- _What the task asks_
The listing below should be printed exactly, every line of it. Skip the pictures.

- _Data extract_
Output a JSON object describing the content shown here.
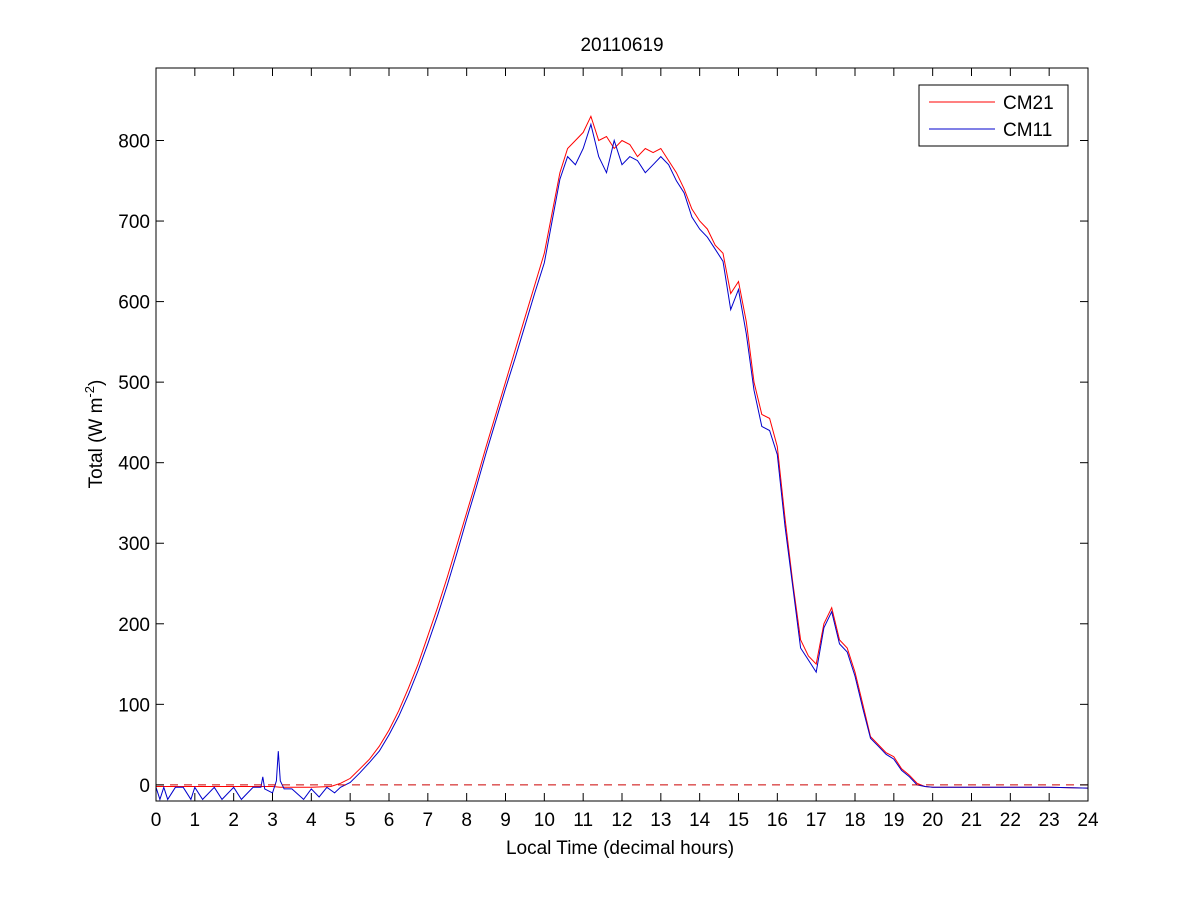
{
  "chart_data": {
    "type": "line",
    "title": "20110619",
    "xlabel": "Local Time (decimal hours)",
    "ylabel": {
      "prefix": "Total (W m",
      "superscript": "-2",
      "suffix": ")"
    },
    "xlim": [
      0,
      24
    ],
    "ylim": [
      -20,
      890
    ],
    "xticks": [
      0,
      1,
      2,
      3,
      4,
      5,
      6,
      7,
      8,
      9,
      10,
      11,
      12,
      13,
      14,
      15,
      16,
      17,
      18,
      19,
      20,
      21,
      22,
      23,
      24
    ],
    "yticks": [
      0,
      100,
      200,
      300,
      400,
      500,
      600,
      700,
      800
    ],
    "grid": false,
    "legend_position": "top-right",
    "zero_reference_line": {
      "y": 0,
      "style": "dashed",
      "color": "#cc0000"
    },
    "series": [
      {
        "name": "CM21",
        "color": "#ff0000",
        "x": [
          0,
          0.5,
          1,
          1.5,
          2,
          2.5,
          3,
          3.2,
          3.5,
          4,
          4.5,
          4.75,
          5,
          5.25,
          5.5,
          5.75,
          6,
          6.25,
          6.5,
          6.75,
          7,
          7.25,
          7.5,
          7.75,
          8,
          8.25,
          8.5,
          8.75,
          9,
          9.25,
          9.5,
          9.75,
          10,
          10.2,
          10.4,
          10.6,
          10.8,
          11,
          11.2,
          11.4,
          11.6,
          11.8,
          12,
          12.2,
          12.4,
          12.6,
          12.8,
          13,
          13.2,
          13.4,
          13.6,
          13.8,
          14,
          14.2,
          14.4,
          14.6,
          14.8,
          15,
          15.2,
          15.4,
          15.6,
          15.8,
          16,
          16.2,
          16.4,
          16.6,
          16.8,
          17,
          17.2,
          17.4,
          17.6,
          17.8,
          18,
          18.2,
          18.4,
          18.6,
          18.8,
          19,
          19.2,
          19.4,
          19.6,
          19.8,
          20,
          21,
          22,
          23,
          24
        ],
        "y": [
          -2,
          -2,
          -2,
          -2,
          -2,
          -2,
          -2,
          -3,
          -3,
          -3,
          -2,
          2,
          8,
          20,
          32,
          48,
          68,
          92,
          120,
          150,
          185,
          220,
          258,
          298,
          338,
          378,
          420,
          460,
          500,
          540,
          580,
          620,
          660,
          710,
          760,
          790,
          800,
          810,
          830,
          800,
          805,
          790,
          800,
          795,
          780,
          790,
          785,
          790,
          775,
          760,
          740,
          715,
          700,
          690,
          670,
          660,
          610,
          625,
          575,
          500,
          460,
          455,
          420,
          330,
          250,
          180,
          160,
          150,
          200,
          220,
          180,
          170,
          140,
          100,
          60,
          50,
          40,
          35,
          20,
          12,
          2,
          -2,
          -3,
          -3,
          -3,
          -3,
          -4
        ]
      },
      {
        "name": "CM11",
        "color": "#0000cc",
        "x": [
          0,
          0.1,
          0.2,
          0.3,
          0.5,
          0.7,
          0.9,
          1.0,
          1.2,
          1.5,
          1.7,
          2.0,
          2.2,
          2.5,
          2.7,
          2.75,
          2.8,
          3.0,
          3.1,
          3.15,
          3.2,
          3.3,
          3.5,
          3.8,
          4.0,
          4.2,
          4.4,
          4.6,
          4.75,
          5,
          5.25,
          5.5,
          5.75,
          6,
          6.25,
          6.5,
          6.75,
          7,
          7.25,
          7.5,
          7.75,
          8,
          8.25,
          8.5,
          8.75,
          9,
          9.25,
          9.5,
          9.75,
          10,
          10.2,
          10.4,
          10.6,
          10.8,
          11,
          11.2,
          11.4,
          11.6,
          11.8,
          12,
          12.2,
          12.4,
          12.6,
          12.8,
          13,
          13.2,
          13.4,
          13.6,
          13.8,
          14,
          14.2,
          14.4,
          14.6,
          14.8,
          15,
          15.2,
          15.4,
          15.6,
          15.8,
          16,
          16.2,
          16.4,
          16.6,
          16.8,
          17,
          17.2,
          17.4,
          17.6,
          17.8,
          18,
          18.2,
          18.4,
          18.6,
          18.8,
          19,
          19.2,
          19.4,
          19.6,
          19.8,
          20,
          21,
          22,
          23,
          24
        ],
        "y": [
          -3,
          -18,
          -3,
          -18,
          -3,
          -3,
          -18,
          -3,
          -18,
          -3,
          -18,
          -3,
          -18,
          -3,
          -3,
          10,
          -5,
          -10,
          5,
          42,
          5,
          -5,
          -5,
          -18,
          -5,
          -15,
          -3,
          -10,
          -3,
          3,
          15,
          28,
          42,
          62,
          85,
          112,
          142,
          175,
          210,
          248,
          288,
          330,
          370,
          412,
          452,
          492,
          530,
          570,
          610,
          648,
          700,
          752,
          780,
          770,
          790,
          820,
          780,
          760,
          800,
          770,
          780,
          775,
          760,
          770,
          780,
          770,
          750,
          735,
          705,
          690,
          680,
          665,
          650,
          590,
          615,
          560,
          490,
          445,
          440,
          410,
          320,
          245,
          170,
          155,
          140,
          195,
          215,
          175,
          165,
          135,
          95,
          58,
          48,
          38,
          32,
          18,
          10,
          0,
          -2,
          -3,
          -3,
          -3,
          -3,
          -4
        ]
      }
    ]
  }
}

- _Exercise output_
Output a JSON object describing the content shown here.
{
  "chart_data": {
    "type": "line",
    "title": "20110619",
    "xlabel": "Local Time (decimal hours)",
    "ylabel": {
      "prefix": "Total (W m",
      "superscript": "-2",
      "suffix": ")"
    },
    "xlim": [
      0,
      24
    ],
    "ylim": [
      -20,
      890
    ],
    "xticks": [
      0,
      1,
      2,
      3,
      4,
      5,
      6,
      7,
      8,
      9,
      10,
      11,
      12,
      13,
      14,
      15,
      16,
      17,
      18,
      19,
      20,
      21,
      22,
      23,
      24
    ],
    "yticks": [
      0,
      100,
      200,
      300,
      400,
      500,
      600,
      700,
      800
    ],
    "grid": false,
    "legend_position": "top-right",
    "zero_reference_line": {
      "y": 0,
      "style": "dashed",
      "color": "#cc0000"
    },
    "series": [
      {
        "name": "CM21",
        "color": "#ff0000",
        "x": [
          0,
          0.5,
          1,
          1.5,
          2,
          2.5,
          3,
          3.2,
          3.5,
          4,
          4.5,
          4.75,
          5,
          5.25,
          5.5,
          5.75,
          6,
          6.25,
          6.5,
          6.75,
          7,
          7.25,
          7.5,
          7.75,
          8,
          8.25,
          8.5,
          8.75,
          9,
          9.25,
          9.5,
          9.75,
          10,
          10.2,
          10.4,
          10.6,
          10.8,
          11,
          11.2,
          11.4,
          11.6,
          11.8,
          12,
          12.2,
          12.4,
          12.6,
          12.8,
          13,
          13.2,
          13.4,
          13.6,
          13.8,
          14,
          14.2,
          14.4,
          14.6,
          14.8,
          15,
          15.2,
          15.4,
          15.6,
          15.8,
          16,
          16.2,
          16.4,
          16.6,
          16.8,
          17,
          17.2,
          17.4,
          17.6,
          17.8,
          18,
          18.2,
          18.4,
          18.6,
          18.8,
          19,
          19.2,
          19.4,
          19.6,
          19.8,
          20,
          21,
          22,
          23,
          24
        ],
        "y": [
          -2,
          -2,
          -2,
          -2,
          -2,
          -2,
          -2,
          -3,
          -3,
          -3,
          -2,
          2,
          8,
          20,
          32,
          48,
          68,
          92,
          120,
          150,
          185,
          220,
          258,
          298,
          338,
          378,
          420,
          460,
          500,
          540,
          580,
          620,
          660,
          710,
          760,
          790,
          800,
          810,
          830,
          800,
          805,
          790,
          800,
          795,
          780,
          790,
          785,
          790,
          775,
          760,
          740,
          715,
          700,
          690,
          670,
          660,
          610,
          625,
          575,
          500,
          460,
          455,
          420,
          330,
          250,
          180,
          160,
          150,
          200,
          220,
          180,
          170,
          140,
          100,
          60,
          50,
          40,
          35,
          20,
          12,
          2,
          -2,
          -3,
          -3,
          -3,
          -3,
          -4
        ]
      },
      {
        "name": "CM11",
        "color": "#0000cc",
        "x": [
          0,
          0.1,
          0.2,
          0.3,
          0.5,
          0.7,
          0.9,
          1.0,
          1.2,
          1.5,
          1.7,
          2.0,
          2.2,
          2.5,
          2.7,
          2.75,
          2.8,
          3.0,
          3.1,
          3.15,
          3.2,
          3.3,
          3.5,
          3.8,
          4.0,
          4.2,
          4.4,
          4.6,
          4.75,
          5,
          5.25,
          5.5,
          5.75,
          6,
          6.25,
          6.5,
          6.75,
          7,
          7.25,
          7.5,
          7.75,
          8,
          8.25,
          8.5,
          8.75,
          9,
          9.25,
          9.5,
          9.75,
          10,
          10.2,
          10.4,
          10.6,
          10.8,
          11,
          11.2,
          11.4,
          11.6,
          11.8,
          12,
          12.2,
          12.4,
          12.6,
          12.8,
          13,
          13.2,
          13.4,
          13.6,
          13.8,
          14,
          14.2,
          14.4,
          14.6,
          14.8,
          15,
          15.2,
          15.4,
          15.6,
          15.8,
          16,
          16.2,
          16.4,
          16.6,
          16.8,
          17,
          17.2,
          17.4,
          17.6,
          17.8,
          18,
          18.2,
          18.4,
          18.6,
          18.8,
          19,
          19.2,
          19.4,
          19.6,
          19.8,
          20,
          21,
          22,
          23,
          24
        ],
        "y": [
          -3,
          -18,
          -3,
          -18,
          -3,
          -3,
          -18,
          -3,
          -18,
          -3,
          -18,
          -3,
          -18,
          -3,
          -3,
          10,
          -5,
          -10,
          5,
          42,
          5,
          -5,
          -5,
          -18,
          -5,
          -15,
          -3,
          -10,
          -3,
          3,
          15,
          28,
          42,
          62,
          85,
          112,
          142,
          175,
          210,
          248,
          288,
          330,
          370,
          412,
          452,
          492,
          530,
          570,
          610,
          648,
          700,
          752,
          780,
          770,
          790,
          820,
          780,
          760,
          800,
          770,
          780,
          775,
          760,
          770,
          780,
          770,
          750,
          735,
          705,
          690,
          680,
          665,
          650,
          590,
          615,
          560,
          490,
          445,
          440,
          410,
          320,
          245,
          170,
          155,
          140,
          195,
          215,
          175,
          165,
          135,
          95,
          58,
          48,
          38,
          32,
          18,
          10,
          0,
          -2,
          -3,
          -3,
          -3,
          -3,
          -4
        ]
      }
    ]
  }
}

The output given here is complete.